▶ INFORMATION PROVIDED
## START
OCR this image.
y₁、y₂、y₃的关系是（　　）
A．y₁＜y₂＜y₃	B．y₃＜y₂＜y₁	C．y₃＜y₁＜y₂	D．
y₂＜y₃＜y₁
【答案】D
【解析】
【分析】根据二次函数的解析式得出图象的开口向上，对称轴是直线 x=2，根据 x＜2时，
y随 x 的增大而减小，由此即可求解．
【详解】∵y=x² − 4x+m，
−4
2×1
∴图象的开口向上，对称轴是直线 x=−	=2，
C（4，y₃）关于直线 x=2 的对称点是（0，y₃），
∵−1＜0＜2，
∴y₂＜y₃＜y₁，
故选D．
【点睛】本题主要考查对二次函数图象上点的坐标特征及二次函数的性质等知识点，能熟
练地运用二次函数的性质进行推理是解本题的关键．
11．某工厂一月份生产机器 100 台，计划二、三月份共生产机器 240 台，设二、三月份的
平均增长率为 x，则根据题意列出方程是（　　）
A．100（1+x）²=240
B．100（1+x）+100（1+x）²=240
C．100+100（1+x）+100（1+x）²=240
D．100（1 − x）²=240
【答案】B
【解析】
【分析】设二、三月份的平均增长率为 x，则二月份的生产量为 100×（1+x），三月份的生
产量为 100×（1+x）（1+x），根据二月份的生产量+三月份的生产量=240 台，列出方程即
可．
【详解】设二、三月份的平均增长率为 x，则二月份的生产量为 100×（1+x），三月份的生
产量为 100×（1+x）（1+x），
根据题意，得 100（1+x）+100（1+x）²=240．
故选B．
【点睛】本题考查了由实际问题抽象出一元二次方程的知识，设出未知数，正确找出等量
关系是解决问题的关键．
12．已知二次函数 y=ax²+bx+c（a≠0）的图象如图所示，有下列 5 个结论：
## END
## START
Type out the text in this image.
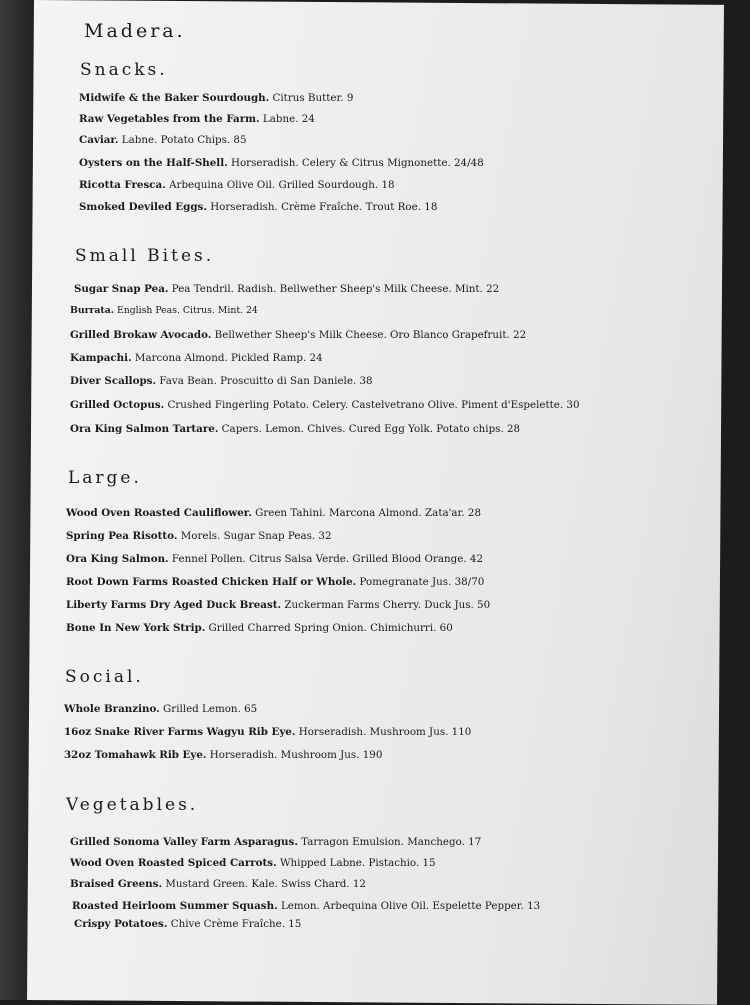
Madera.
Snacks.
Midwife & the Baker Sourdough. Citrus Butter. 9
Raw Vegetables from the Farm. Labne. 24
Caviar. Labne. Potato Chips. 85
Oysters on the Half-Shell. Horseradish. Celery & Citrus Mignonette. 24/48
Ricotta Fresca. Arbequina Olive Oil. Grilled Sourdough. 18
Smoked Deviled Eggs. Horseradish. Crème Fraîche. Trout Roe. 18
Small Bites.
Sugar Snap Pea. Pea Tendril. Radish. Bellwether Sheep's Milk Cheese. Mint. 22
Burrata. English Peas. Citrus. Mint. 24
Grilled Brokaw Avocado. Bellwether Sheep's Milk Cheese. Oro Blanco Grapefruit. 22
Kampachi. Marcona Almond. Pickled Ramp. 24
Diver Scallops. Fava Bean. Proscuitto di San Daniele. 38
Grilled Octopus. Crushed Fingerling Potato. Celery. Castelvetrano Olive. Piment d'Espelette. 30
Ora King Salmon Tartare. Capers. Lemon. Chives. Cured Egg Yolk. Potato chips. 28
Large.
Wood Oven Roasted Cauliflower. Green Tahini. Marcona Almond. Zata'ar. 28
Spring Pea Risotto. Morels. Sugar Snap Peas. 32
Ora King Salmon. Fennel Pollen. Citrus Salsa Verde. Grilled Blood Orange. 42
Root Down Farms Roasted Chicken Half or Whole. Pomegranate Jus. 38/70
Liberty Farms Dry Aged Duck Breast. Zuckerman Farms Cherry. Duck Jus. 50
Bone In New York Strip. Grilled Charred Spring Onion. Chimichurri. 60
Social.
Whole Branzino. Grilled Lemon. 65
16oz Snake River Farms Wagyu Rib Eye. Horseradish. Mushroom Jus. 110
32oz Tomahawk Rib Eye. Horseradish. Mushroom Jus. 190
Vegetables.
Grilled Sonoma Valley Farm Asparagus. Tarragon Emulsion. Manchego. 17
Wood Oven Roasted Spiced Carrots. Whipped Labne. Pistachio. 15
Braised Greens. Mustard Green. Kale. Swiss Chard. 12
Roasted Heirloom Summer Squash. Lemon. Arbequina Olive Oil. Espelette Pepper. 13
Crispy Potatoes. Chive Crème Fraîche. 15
## END
▶ WRITTEN PROBLEM
Tally every line of the data that holds the word "King" and write the count alone.

▶ THE RESULT
2